PROBLEMA PLANTEADO 1:
Traduce al inglés esta oración del pasaje sobre Emma Hamilton: «La vida con Hamilton, un caballero benévolo y cortés que la colma de regalos, resulta mucho más prometedora que regresar a Inglaterra sin un chelín en el bolsillo».
PROBLEMA PLANTEADO 2:
Según el pasaje sobre Emma Hamilton, ¿qué cargo ocupaba sir William Hamilton?
PROBLEMA PLANTEADO 3:
Prosigue el relato del pasaje sobre Emma Hamilton a partir de su última oración.

PASAJE CITADO:
Por otra parte, en caso de no conseguir un matrimonio ventajoso, su principal esperanza estaba puesta en heredar el patrimonio de su tío, sir William Hamilton, embajador en Nápoles, viudo y sin hijos. ¿Por qué no enviarle a su atractiva amante como regalo y matar, así, dos pájaros de un tiro?

Completamente ajena a este plan, Emma llega a Nápoles, acompañada de su madre, el mismo día en que cumple veintiún años. Al principio cree que se trata de una especie de Gran y que Greville no tardará en reunirse con ellas en casa de Hamilton. En cuanto descubre el vejatorio tejemaneje que se ha urdido a sus espaldas, explota de indignación.

Por primera vez abandona su papel de mujer florero complaciente y sumisa: “No te conviene contrariarme”, escribe a su antiguo protector. “Nunca seré su amante. Si me agravias, haré que se case conmigo”. Pero el sobrino no se inquietó. ¿Qué posibilidades tenía una fulana de Covent Garden, por muy atractiva que fuera, de convertirse en lady Hamilton?

Lady Hamilton como María Magdalena.

Lady Hamilton como María Magdalena.

Dominio público

Al final, la propia Emma se ve obligada a claudicar, al menos en parte. La vida con Hamilton, un caballero benévolo y cortés que la colma de regalos, resulta mucho más prometedora que regresar a Inglaterra sin un chelín en el bolsillo. Sin embargo, esta vez no piensa arriesgarse a que se cansen de ella y la pongan de patitas en la calle.

LÍNEAS DE DATOS:
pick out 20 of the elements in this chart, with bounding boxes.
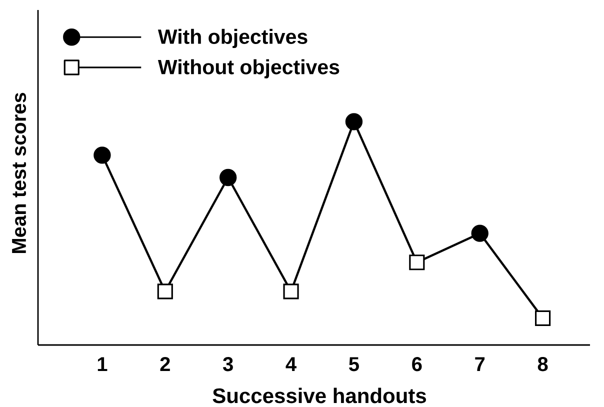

RESPUESTA ESPERADA 1:
Life with Hamilton, a kind and courteous gentleman who showers her with gifts, looks far more promising than going back to England without a shilling in her pocket.

RESPUESTA ESPERADA 2:
Era embajador en Nápoles.

RESPUESTA ESPERADA 3:
Lejos de olvidar sus planes iniciales, Emma invierte el dinero del embajador británico en educarse como una dama. Toma lecciones de francés, italiano, dibujo, historia, geografía, danza y canto. Las amistades de Hamilton, ávido coleccionista de antigüedades griegas y romanas, bromean diciendo que el viejo embajador ha dado vida a una de sus estatuas para moldearla a su gusto. Subestiman el cerebro y la determinación de Emma, que es la primera interesada en cultivar su intelecto y refinar sus modales.

Las críticas sobre su vulgaridad no impiden que intervenga en política ni que se convierta en amiga de la reina María Carolina

Tras mucho insistir, en 1791 consigue que Hamilton acceda a casarse con ella, y la alta sociedad napolitana, menos mojigata que la británica, le abre sus puertas. Las críticas y cotilleos sobre su vulgaridad no impiden que intervenga en política ni que se convierta en íntima amiga de la reina María Carolina, hermana de María Antonieta y cuñada del rey Carlos IV de España. Nadie voló jamás tan alto desde los bajos fondos de Londres.

Ménage à trois

Tras la Revolución Francesa, la aristocracia europea se echa a temblar. El continente se sume en una guerra, condensada a la perfección en la batalla del Nilo (1798), el duelo entre Bonaparte y Nelson. Cuando este último, herido y victorioso, desembarca en Nápoles, se desata la nelsonmanía.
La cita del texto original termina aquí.